START Reading passage
Scientific classification
- Kingdom: Animalia
- Phylum: Chordata
- Class: Actinopterygii
- Order: Perciformes
- Family: Scorpaenidae
- Genus: Scorpaena
- Species: S. scrofa
- Binomial name: Scorpaena scrofa Linnaeus, 1758
- Synonyms: Scorpaena lutea Risso, 1810; Scorpaena natalensis Regan, 1906; Scorpaenopsis natalensis (Regan, 1906);

= Scorpaena scrofa =

- Authority: Linnaeus, 1758
- Conservation status: LC
- Synonyms: Scorpaena lutea Risso, 1810, Scorpaena natalensis Regan, 1906, Scorpaenopsis natalensis (Regan, 1906)

Species of fish

Scorpaena scrofa, the red scorpionfish, bigscale scorpionfish, large-scaled scorpion fish, or rascasse is a venomous marine species of ray-finned fish in the family Scorpaenidae, the scorpionfishes. It is found in the Mediterranean Sea, in the eastern Atlantic Ocean and the western Indian Ocean.

==Taxonomy==
Scorpaena scrofa was first formally described in 1758 by Carl Linnaeus in the 10th edition of his Systema Naturae in which he gave the type localities as the Mediterranean Sea at Rome and Marseille. The specific name scrofa means "a breeding sow" in Latin, presumed to derive from scrofano and scrofanello, which are Italian names for the black scorpionfish (S. porcus) and this species, similar to the Old English "hogfish", possible an allusion to Renaissance mistranslations of Athenaeus' observation that scorpionfishes fed on algae or weed, that led to the belief that these fishes live and feed on mud.
END Reading passage
START Dataset excerpts
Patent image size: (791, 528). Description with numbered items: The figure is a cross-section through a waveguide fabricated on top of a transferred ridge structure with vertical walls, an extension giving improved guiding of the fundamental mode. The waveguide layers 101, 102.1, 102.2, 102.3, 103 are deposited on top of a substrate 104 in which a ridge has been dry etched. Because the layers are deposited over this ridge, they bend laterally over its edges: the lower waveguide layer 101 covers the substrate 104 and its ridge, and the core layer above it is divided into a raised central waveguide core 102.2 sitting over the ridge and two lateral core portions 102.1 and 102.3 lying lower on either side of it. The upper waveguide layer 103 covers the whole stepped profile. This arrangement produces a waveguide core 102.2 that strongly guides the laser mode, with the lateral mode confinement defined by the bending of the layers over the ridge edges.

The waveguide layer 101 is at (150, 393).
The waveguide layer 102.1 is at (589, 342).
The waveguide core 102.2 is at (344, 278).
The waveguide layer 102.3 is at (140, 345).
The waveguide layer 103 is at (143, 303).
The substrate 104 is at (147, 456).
END Dataset excerpts
Your tasks:
1 > Retype the passage on the red scorpionfish word for word, starting at "- Authority: Linnaeus, 1758" and ending at "1906, Scorpaenopsis natalensis (Regan, 1906)".
2 > Using the passage on the red scorpionfish, mark each statement below as yes or no, and quote the words that decide it: (a) Carl Linnaeus first formally described the species in 1758. (b) The specific name scrofa means "a young boar" in Latin. (c) The red scorpionfish is a non-venomous species.
3 > Continue the passage on the red scorpionfish, beginning after its final sentence.

Results for the exercise:
1 >
- Authority: Linnaeus, 1758
- Conservation status: LC
- Synonyms: Scorpaena lutea Risso, 1810, Scorpaena natalensis Regan, 1906, Scorpaenopsis natalensis (Regan, 1906)

2 >
(a) Yes: "first formally described in 1758 by Carl Linnaeus"
(b) No: "The specific name scrofa means "a breeding sow" in Latin"
(c) No: "is a venomous marine species of ray-finned fish"

3 >
==Description==
Scorpaena scrofa is the largest eastern Atlantic scorpion fish. Its colouration ranges from brick red to a light pink, and it has dark-coloured blotches on its body. It has venomous spines, and can achieve a maximum weight around 3 kg. It can grow to a maximum length of 50 cm, but is commonly around 30 cm.

It has 12 dorsal spines, 9 dorsal soft rays, three anal spines, and five soft rays. It often has a dark spot on its spinous dorsal spines between the 6th and 11th. It has long supraorbital tentacles.

==Distribution==
Scorpaena scrofa is found in the Mediterranean Sea. It is also found in the eastern Atlantic Ocean around the British Isles, where it is rare, south to Senegal, the Canary Islands, and Cape Verde. It is also found in the Azores Island of São Miguel; It is also found from Namibia south and east along the coast of South Africa into the western Indian Ocean, its otherwise circum-African distribution is interrupted between Guinea and Namibia where it is apparently replaced by the spotted-fin scorpionfish (S. stephanica). In the Indian Ocean the northern most record is from the Gulf of Aqaba and, given its occurrence elsewhere in the western Indian Ocean, it is thought that this record is unlikely to be the result of anti-Lessepsian migration from the Mediterranean through the Suez Canal.

==Habitat==
Scorpaena scrofa is demersal and lives in marine and brackish environments with rocky, sandy, or muddy bottoms at depths of 20–500 m. By day, it lives in burrows and caves. At night it comes out to hunt.

==Behaviour==
Scorpaena scrofa is a sedentary, solitary, and nonmigratory fish. It is predatory, feeding on other fish, as well as crustaceans and molluscs. This is one of the fish used by the marine leech Pontobdella muricata as a host.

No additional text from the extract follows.